* START TASK INPUTS *

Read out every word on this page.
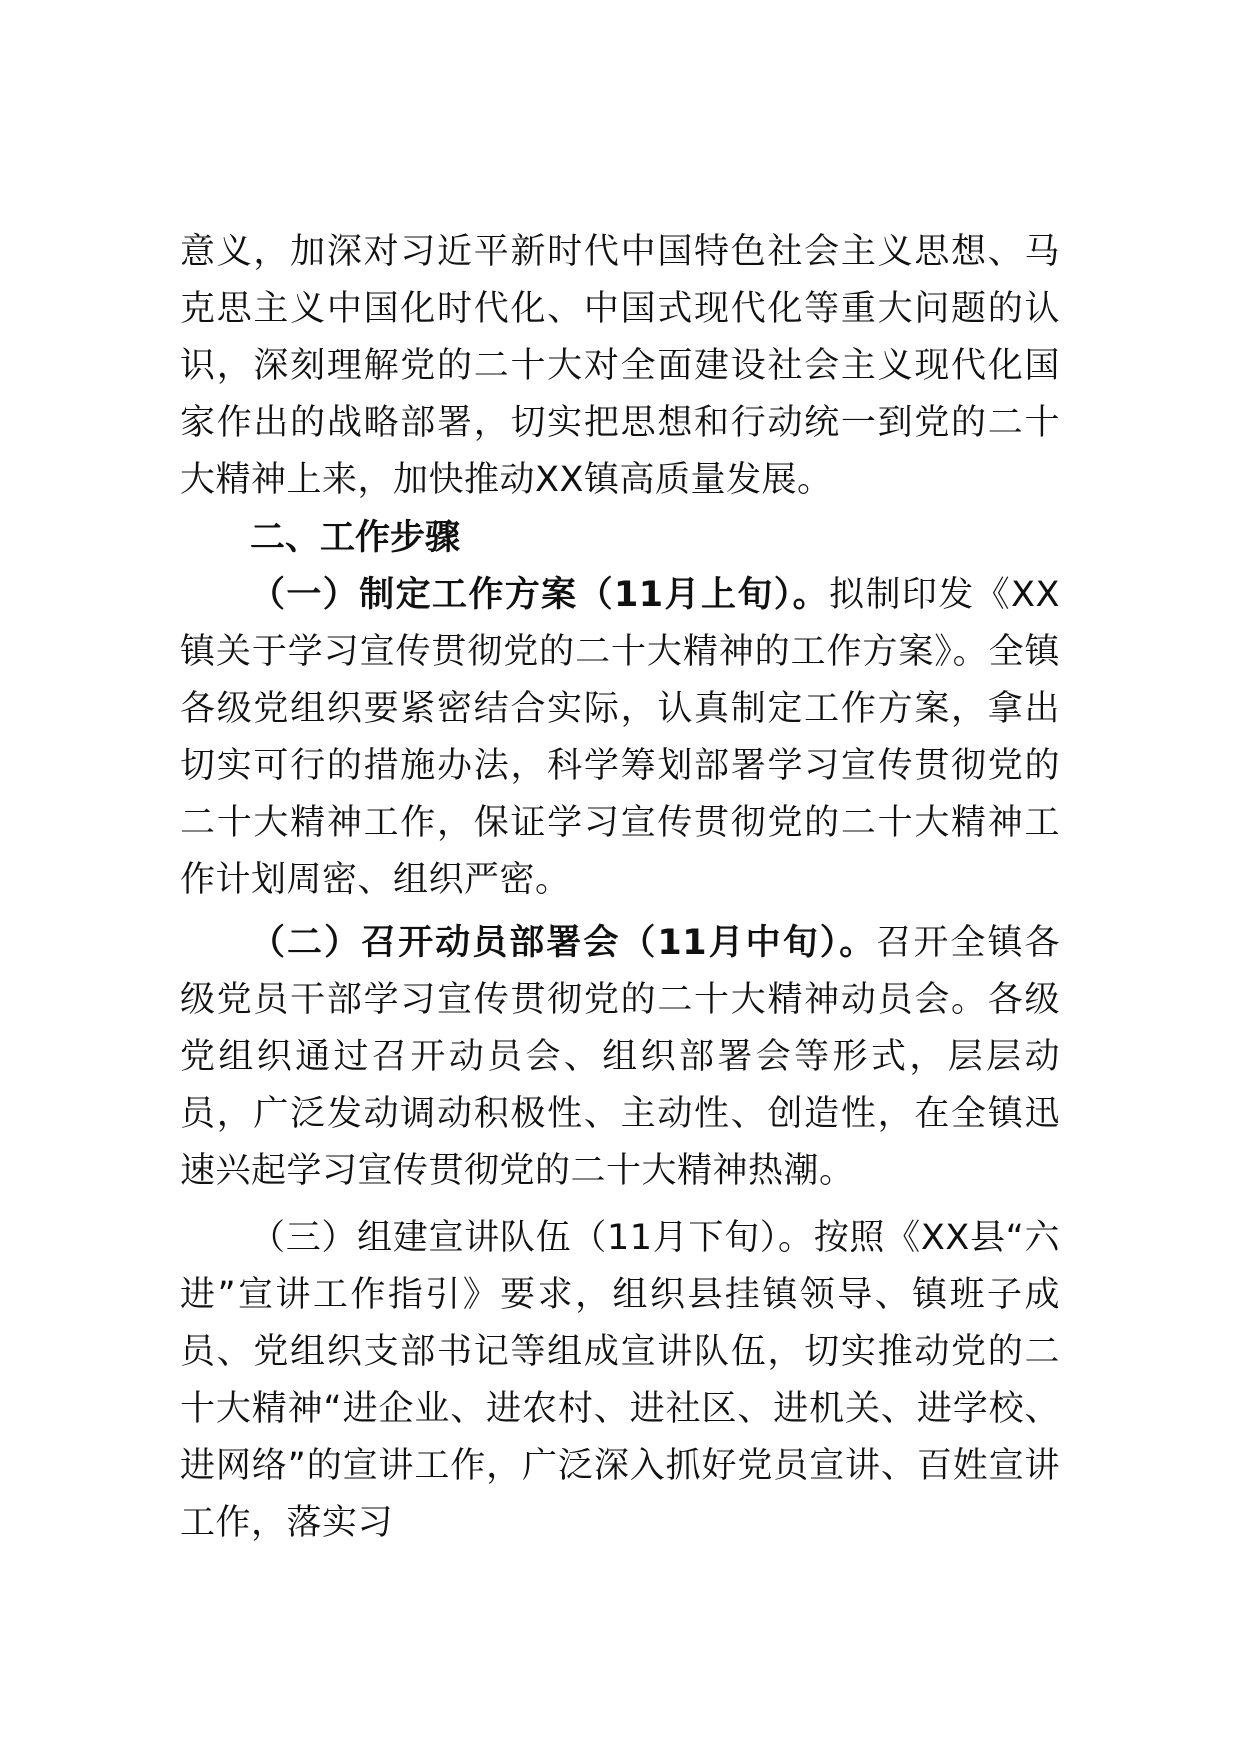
意义，加深对习近平新时代中国特色社会主义思想、马克思主义中国化时代化、中国式现代化等重大问题的认识，深刻理解党的二十大对全面建设社会主义现代化国家作出的战略部署，切实把思想和行动统一到党的二十大精神上来，加快推动XX镇高质量发展。

二、工作步骤

（一）制定工作方案（11月上旬）。拟制印发《XX镇关于学习宣传贯彻党的二十大精神的工作方案》。全镇各级党组织要紧密结合实际，认真制定工作方案，拿出切实可行的措施办法，科学筹划部署学习宣传贯彻党的二十大精神工作，保证学习宣传贯彻党的二十大精神工作计划周密、组织严密。

（二）召开动员部署会（11月中旬）。召开全镇各级党员干部学习宣传贯彻党的二十大精神动员会。各级党组织通过召开动员会、组织部署会等形式，层层动员，广泛发动调动积极性、主动性、创造性，在全镇迅速兴起学习宣传贯彻党的二十大精神热潮。

（三）组建宣讲队伍（11月下旬）。按照《XX县“六进”宣讲工作指引》要求，组织县挂镇领导、镇班子成员、党组织支部书记等组成宣讲队伍，切实推动党的二十大精神“进企业、进农村、进社区、进机关、进学校、进网络”的宣讲工作，广泛深入抓好党员宣讲、百姓宣讲工作，落实习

* END TASK INPUTS *

Without the pictures, transcribe the listing above exactly.

__COMPLETED TASK__:
Read out every word on this page.
意义，加深对习近平新时代中国特色社会主义思想、马克思主义中国化时代化、中国式现代化等重大问题的认识，深刻理解党的二十大对全面建设社会主义现代化国家作出的战略部署，切实把思想和行动统一到党的二十大精神上来，加快推动XX镇高质量发展。

二、工作步骤

（一）制定工作方案（11月上旬）。拟制印发《XX镇关于学习宣传贯彻党的二十大精神的工作方案》。全镇各级党组织要紧密结合实际，认真制定工作方案，拿出切实可行的措施办法，科学筹划部署学习宣传贯彻党的二十大精神工作，保证学习宣传贯彻党的二十大精神工作计划周密、组织严密。

（二）召开动员部署会（11月中旬）。召开全镇各级党员干部学习宣传贯彻党的二十大精神动员会。各级党组织通过召开动员会、组织部署会等形式，层层动员，广泛发动调动积极性、主动性、创造性，在全镇迅速兴起学习宣传贯彻党的二十大精神热潮。

（三）组建宣讲队伍（11月下旬）。按照《XX县“六进”宣讲工作指引》要求，组织县挂镇领导、镇班子成员、党组织支部书记等组成宣讲队伍，切实推动党的二十大精神“进企业、进农村、进社区、进机关、进学校、进网络”的宣讲工作，广泛深入抓好党员宣讲、百姓宣讲工作，落实习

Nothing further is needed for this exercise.